Work instructions => Return the records, each one exactly as written.

Some records
# # # #

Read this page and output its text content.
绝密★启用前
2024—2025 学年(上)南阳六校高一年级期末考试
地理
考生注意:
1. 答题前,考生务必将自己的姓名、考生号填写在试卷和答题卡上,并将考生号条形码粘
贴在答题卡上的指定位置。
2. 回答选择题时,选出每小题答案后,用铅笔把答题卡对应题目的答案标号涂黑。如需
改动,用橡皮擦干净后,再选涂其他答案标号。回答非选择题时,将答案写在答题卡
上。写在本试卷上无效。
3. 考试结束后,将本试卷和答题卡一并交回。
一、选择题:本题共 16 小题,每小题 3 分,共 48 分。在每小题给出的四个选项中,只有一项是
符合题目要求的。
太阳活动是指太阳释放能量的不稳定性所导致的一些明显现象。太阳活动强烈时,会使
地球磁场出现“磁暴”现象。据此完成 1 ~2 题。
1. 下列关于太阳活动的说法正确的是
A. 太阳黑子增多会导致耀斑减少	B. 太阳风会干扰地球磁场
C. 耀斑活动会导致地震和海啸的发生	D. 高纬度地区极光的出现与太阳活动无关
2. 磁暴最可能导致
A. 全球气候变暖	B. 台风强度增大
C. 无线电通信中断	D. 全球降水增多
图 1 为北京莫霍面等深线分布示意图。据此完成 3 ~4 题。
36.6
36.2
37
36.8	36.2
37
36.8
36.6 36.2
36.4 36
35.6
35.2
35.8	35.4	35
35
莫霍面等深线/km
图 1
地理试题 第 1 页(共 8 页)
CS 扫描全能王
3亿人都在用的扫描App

# # # #

Exercise answer =>
Read this page and output its text content.
绝密★启用前
2024—2025 学年(上)南阳六校高一年级期末考试
地理
考生注意:
1. 答题前,考生务必将自己的姓名、考生号填写在试卷和答题卡上,并将考生号条形码粘
贴在答题卡上的指定位置。
2. 回答选择题时,选出每小题答案后,用铅笔把答题卡对应题目的答案标号涂黑。如需
改动,用橡皮擦干净后,再选涂其他答案标号。回答非选择题时,将答案写在答题卡
上。写在本试卷上无效。
3. 考试结束后,将本试卷和答题卡一并交回。
一、选择题:本题共 16 小题,每小题 3 分,共 48 分。在每小题给出的四个选项中,只有一项是
符合题目要求的。
太阳活动是指太阳释放能量的不稳定性所导致的一些明显现象。太阳活动强烈时,会使
地球磁场出现“磁暴”现象。据此完成 1 ~2 题。
1. 下列关于太阳活动的说法正确的是
A. 太阳黑子增多会导致耀斑减少	B. 太阳风会干扰地球磁场
C. 耀斑活动会导致地震和海啸的发生	D. 高纬度地区极光的出现与太阳活动无关
2. 磁暴最可能导致
A. 全球气候变暖	B. 台风强度增大
C. 无线电通信中断	D. 全球降水增多
图 1 为北京莫霍面等深线分布示意图。据此完成 3 ~4 题。
36.6
36.2
37
36.8	36.2
37
36.8
36.6 36.2
36.4 36
35.6
35.2
35.8	35.4	35
35
莫霍面等深线/km
图 1
地理试题 第 1 页(共 8 页)
CS 扫描全能王
3亿人都在用的扫描App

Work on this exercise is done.